[Start of Data for this task]

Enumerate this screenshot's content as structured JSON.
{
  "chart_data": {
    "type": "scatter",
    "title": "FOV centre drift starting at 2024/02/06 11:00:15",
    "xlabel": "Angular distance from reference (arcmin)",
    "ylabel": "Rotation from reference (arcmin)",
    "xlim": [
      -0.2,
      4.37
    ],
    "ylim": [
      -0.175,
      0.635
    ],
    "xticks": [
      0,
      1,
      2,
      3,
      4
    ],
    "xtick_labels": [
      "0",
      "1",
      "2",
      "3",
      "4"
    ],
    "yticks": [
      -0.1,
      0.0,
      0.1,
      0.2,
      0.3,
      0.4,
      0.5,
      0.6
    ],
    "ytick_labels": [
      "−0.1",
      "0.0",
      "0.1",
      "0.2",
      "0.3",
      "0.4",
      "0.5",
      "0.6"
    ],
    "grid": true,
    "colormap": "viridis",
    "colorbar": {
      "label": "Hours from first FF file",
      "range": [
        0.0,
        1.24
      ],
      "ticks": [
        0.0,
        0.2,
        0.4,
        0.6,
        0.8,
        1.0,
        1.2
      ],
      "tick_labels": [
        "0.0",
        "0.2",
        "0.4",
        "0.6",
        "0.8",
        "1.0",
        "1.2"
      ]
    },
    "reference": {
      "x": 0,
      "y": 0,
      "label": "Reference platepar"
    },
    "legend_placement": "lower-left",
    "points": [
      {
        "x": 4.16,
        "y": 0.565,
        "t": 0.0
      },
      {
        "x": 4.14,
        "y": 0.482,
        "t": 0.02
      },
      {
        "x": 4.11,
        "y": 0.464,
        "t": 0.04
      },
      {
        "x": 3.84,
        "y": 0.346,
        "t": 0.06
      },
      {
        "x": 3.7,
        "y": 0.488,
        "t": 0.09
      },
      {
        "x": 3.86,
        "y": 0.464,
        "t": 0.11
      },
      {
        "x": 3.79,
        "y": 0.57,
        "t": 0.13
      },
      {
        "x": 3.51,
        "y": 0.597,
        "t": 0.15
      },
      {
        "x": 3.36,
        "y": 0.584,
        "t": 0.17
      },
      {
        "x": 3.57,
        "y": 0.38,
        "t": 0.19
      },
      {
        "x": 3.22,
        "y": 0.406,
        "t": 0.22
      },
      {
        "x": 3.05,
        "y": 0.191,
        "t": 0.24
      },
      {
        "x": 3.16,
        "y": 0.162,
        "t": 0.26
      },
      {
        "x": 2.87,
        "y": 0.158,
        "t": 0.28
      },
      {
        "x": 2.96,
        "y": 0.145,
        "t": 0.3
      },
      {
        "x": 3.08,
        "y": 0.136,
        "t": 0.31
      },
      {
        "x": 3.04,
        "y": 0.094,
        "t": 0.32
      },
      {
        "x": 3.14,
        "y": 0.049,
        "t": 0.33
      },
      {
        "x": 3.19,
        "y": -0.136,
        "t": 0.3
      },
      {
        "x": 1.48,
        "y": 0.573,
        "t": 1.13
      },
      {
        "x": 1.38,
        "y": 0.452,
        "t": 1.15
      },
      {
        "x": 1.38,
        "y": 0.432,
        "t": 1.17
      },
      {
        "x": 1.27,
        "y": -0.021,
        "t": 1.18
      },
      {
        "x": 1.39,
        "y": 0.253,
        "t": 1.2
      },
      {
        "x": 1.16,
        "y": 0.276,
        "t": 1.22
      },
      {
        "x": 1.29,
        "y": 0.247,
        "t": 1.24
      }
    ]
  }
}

[End of Data for this task]
[Start of Data for this task]

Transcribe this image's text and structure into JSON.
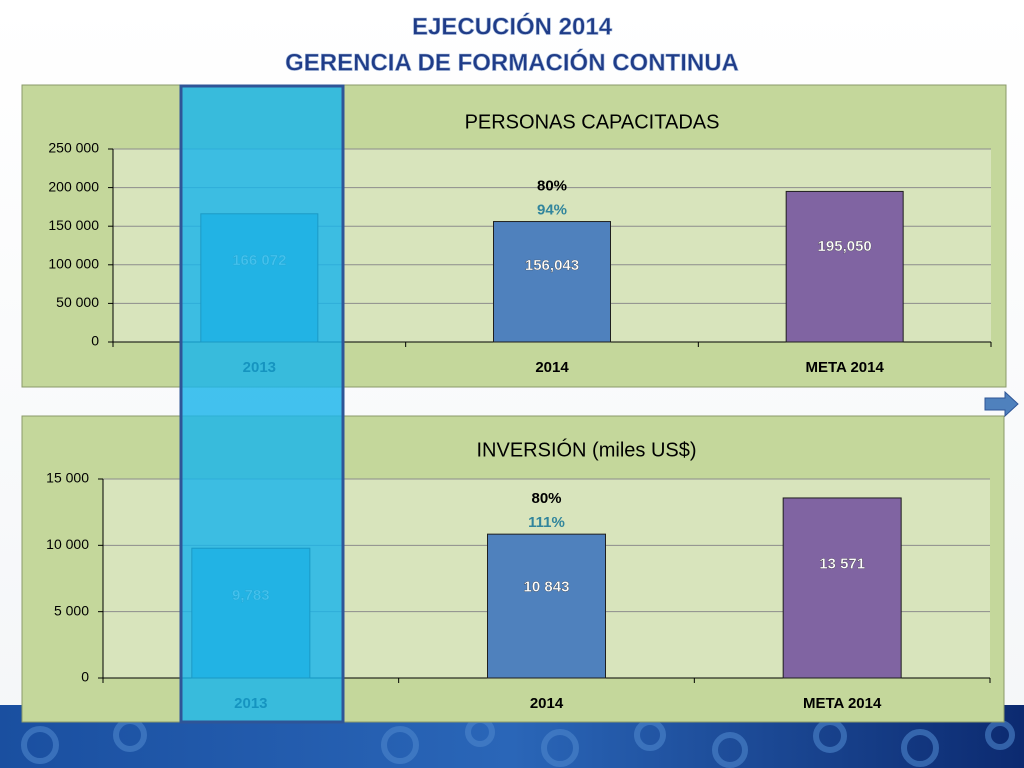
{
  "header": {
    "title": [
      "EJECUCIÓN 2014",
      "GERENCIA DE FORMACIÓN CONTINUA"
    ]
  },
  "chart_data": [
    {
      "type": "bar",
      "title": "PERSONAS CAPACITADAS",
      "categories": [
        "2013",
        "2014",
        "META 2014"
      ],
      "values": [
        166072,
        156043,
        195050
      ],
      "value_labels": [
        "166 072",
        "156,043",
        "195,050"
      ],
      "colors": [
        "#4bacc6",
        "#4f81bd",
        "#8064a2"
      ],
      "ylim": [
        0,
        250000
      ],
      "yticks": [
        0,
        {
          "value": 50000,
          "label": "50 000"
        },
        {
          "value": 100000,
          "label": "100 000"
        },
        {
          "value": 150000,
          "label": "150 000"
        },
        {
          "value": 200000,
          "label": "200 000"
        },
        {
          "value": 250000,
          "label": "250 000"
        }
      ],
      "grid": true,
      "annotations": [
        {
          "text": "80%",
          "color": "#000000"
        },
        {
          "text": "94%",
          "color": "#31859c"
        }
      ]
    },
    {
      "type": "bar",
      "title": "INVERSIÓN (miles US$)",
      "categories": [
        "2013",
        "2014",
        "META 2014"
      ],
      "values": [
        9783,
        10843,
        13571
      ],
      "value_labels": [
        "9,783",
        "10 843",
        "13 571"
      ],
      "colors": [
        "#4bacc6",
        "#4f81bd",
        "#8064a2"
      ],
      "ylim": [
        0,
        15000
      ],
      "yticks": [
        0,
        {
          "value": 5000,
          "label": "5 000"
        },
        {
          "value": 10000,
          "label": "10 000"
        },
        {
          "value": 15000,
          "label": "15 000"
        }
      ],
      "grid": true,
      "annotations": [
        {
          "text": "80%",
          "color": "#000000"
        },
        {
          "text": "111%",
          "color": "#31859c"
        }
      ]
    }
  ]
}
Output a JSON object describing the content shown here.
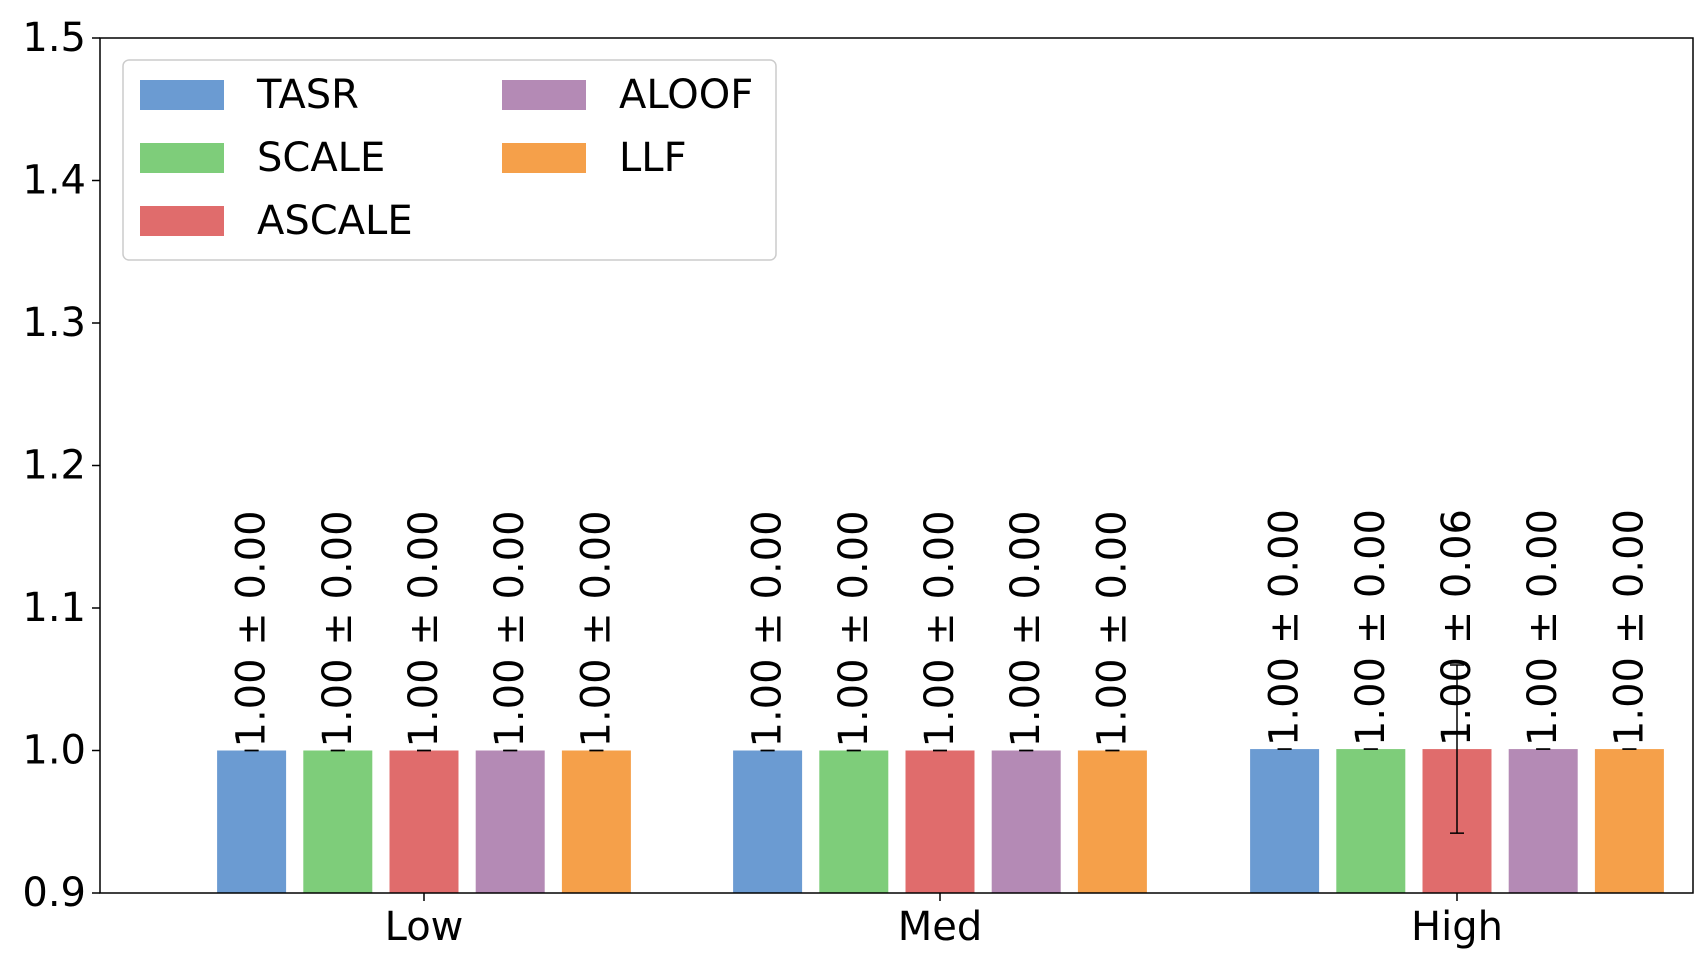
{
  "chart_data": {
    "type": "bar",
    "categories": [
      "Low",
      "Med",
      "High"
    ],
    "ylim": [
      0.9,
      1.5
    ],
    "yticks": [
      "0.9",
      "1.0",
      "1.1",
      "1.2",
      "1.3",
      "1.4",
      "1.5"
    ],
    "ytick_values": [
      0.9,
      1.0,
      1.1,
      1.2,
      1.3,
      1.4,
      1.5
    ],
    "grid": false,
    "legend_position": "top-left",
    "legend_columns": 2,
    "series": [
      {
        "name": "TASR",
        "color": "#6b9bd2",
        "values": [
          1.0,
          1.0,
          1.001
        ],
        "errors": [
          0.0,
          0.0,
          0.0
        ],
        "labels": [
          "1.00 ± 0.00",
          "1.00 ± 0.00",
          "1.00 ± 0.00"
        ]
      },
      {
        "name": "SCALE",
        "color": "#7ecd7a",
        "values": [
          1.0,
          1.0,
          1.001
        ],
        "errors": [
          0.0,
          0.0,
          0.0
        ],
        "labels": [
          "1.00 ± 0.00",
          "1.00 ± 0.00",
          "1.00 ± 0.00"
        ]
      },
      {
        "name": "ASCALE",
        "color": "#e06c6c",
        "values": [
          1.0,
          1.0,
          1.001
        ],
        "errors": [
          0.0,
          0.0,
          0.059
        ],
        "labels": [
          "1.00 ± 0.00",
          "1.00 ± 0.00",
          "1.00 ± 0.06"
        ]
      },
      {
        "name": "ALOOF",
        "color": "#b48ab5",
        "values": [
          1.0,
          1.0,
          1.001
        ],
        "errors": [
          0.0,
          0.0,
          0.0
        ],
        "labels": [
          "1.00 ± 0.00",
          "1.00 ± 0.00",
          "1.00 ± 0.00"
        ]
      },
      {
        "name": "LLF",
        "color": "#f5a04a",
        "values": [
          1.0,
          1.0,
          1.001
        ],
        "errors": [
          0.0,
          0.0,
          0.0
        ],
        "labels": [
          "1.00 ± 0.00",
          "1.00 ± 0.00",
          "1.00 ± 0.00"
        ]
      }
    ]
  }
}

[End of Data for this task]
[Start of Data for this task]

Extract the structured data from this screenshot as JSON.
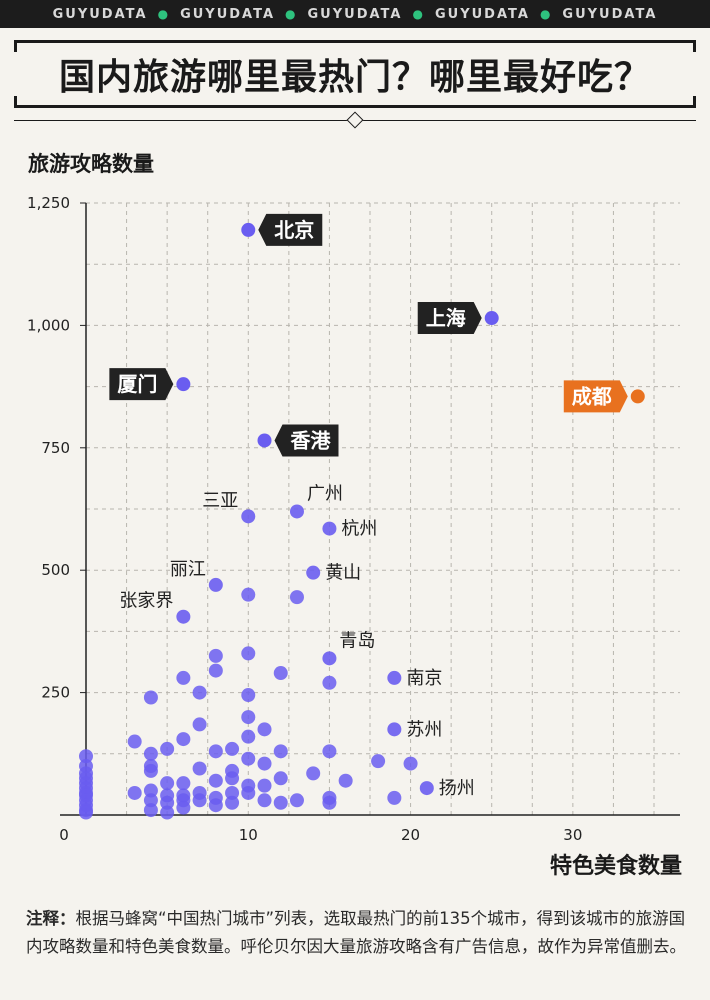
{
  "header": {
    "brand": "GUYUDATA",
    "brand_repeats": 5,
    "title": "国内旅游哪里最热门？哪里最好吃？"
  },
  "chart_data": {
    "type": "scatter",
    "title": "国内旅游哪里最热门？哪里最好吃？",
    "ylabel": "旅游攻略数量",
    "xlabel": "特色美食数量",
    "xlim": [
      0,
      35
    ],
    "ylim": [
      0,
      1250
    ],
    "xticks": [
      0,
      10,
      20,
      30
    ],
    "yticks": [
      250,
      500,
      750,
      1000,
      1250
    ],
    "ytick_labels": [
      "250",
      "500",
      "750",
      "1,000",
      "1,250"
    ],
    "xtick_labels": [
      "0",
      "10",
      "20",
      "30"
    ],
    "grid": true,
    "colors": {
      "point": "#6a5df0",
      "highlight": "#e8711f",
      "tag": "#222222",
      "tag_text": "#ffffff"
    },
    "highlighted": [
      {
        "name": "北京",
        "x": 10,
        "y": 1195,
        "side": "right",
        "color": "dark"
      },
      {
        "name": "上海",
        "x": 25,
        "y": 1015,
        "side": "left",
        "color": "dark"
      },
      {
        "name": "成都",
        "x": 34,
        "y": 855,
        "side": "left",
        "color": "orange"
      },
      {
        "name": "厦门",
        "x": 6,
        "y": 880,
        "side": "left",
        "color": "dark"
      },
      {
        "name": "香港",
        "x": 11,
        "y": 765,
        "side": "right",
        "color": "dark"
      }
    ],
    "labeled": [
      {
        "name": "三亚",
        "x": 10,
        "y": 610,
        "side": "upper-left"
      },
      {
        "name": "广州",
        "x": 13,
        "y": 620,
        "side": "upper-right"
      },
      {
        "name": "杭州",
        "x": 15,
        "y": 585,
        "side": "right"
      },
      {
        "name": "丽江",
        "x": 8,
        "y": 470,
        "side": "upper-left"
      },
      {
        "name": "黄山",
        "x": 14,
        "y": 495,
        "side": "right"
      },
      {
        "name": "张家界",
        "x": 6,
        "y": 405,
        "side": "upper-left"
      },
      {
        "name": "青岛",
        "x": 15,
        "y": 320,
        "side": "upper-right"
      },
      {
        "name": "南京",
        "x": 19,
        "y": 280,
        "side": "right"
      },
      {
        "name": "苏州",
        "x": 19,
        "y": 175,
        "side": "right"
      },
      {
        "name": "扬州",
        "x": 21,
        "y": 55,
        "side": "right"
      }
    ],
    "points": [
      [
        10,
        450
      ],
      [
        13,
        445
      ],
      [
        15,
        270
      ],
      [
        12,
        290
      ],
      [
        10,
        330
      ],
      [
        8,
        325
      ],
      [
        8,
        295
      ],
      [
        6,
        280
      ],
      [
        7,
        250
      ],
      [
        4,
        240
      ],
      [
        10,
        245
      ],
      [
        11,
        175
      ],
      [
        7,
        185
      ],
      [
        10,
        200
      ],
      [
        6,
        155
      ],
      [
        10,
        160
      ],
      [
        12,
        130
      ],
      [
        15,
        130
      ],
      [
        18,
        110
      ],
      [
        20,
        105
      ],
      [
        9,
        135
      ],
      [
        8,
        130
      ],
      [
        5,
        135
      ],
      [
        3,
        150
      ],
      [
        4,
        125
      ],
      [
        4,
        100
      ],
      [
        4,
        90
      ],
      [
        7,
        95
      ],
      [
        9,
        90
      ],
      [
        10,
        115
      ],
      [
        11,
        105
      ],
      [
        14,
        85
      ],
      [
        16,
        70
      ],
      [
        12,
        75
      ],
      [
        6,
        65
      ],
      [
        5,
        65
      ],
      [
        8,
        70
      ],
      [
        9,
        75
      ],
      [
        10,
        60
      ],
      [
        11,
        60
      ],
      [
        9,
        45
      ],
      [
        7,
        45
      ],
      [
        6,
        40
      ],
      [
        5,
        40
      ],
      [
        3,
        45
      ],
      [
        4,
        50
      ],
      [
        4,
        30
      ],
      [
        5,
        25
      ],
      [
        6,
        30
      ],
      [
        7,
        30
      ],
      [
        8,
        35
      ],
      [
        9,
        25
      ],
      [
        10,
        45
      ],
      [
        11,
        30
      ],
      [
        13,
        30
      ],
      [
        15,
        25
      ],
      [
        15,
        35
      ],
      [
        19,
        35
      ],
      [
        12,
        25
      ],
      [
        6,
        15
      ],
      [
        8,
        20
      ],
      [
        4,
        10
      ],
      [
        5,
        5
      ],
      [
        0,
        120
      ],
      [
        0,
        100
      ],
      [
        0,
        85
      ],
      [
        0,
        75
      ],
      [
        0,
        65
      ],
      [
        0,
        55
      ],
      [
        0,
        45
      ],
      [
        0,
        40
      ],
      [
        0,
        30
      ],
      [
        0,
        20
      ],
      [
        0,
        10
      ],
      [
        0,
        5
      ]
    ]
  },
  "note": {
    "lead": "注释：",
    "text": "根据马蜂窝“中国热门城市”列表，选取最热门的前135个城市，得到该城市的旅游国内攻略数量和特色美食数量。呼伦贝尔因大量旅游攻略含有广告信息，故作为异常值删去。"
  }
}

[End of Data for this task]

What is required: What is the number of lines in the data above that include the word "JSON"? Answer with that number only.

Output of the task: 4